[Stored entries]
_ _ _ _ _ _ _
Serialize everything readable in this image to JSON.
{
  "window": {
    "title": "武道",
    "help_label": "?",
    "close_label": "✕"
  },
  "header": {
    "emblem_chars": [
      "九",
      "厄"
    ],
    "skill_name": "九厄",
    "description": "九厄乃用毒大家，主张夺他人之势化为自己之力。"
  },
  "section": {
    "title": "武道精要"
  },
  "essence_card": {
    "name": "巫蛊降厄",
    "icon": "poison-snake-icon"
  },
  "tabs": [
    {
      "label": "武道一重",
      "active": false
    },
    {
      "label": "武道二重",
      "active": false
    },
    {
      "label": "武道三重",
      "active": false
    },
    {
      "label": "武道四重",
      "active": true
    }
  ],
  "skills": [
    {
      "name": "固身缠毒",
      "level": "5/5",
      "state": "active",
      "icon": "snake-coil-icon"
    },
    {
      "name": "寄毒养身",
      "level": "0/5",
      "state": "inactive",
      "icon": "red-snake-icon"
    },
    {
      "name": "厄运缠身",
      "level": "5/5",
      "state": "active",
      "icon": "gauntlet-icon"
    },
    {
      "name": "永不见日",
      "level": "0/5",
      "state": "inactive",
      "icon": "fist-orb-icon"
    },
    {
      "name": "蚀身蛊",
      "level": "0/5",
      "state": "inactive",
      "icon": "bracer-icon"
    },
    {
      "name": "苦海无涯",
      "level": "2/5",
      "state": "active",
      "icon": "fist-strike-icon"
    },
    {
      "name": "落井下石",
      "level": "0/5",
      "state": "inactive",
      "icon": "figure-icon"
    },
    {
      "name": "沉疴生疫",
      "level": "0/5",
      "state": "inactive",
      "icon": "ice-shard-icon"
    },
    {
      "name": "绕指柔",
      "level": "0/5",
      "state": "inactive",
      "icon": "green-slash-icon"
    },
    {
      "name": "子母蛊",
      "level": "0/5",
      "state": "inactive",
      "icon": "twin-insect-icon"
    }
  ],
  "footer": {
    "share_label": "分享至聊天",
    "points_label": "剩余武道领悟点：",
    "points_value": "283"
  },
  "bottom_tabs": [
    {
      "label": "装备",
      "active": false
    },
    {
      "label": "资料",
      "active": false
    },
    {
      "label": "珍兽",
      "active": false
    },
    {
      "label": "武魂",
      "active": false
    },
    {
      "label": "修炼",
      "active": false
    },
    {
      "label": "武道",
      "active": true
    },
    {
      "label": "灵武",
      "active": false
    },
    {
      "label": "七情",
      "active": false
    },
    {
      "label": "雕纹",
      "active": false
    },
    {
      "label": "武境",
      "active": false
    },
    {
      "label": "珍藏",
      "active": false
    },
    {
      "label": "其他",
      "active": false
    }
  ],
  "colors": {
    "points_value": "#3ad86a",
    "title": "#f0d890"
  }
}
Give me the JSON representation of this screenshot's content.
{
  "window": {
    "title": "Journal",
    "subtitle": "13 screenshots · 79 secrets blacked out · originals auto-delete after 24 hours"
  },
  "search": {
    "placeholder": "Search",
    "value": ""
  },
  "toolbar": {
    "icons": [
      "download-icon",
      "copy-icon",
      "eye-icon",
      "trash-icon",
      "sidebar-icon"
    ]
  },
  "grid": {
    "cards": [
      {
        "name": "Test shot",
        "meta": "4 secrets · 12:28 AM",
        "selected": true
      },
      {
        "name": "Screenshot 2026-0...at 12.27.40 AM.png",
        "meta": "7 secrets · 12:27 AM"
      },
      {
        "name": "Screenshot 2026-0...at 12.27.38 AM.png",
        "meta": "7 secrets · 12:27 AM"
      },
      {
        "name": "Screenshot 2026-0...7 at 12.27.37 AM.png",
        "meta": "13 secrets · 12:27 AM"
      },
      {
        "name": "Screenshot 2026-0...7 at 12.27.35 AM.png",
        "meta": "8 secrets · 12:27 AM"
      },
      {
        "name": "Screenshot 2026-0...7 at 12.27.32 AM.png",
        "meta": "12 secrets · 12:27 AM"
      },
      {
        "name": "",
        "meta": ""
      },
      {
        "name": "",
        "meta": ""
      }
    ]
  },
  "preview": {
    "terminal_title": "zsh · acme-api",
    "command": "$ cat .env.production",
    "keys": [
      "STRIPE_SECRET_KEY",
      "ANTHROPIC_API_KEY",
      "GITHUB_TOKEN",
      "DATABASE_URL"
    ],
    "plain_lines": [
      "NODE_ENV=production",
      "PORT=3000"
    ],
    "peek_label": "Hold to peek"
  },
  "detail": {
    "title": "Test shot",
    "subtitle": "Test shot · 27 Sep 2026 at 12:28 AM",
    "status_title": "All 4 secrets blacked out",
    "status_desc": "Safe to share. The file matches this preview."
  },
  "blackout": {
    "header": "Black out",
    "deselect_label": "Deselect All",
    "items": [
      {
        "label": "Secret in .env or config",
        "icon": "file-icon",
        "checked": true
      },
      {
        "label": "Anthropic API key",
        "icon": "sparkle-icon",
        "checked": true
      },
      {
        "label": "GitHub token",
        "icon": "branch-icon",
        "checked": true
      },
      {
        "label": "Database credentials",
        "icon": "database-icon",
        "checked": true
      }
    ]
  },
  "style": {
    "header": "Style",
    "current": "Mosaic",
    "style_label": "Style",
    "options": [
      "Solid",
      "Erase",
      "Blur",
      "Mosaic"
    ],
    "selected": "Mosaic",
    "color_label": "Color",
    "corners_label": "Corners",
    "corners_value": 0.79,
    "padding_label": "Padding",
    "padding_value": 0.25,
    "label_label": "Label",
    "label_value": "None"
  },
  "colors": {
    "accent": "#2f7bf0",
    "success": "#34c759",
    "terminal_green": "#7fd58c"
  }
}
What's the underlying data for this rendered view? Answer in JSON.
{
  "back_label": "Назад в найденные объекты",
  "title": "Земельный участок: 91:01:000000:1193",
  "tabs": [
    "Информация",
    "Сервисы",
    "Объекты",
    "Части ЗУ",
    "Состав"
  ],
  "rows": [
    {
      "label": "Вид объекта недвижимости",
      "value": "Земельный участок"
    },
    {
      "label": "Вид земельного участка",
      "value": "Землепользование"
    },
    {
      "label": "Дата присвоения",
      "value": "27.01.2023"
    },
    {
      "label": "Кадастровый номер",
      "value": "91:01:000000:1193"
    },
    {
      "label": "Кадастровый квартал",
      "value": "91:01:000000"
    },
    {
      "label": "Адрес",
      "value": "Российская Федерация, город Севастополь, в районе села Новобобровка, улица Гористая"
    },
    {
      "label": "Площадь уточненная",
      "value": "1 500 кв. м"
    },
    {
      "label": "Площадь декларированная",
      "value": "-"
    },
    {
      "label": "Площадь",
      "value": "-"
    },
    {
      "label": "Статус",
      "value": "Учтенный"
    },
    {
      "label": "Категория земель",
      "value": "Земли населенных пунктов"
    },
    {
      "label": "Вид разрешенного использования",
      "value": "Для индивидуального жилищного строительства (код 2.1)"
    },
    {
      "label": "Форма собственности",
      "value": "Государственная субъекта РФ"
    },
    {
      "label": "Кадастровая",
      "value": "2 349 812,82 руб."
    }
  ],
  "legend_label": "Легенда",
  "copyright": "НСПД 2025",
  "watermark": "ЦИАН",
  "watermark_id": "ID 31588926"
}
_ _ _ _ _ _ _
▶ [Task description]:
Locate the string "subtitle" in the listing above and copy every line where it occurs.

▶ [Exercise response]:
    "subtitle": "13 screenshots · 79 secrets blacked out · originals auto-delete after 24 hours"
    "subtitle": "Test shot · 27 Sep 2026 at 12:28 AM",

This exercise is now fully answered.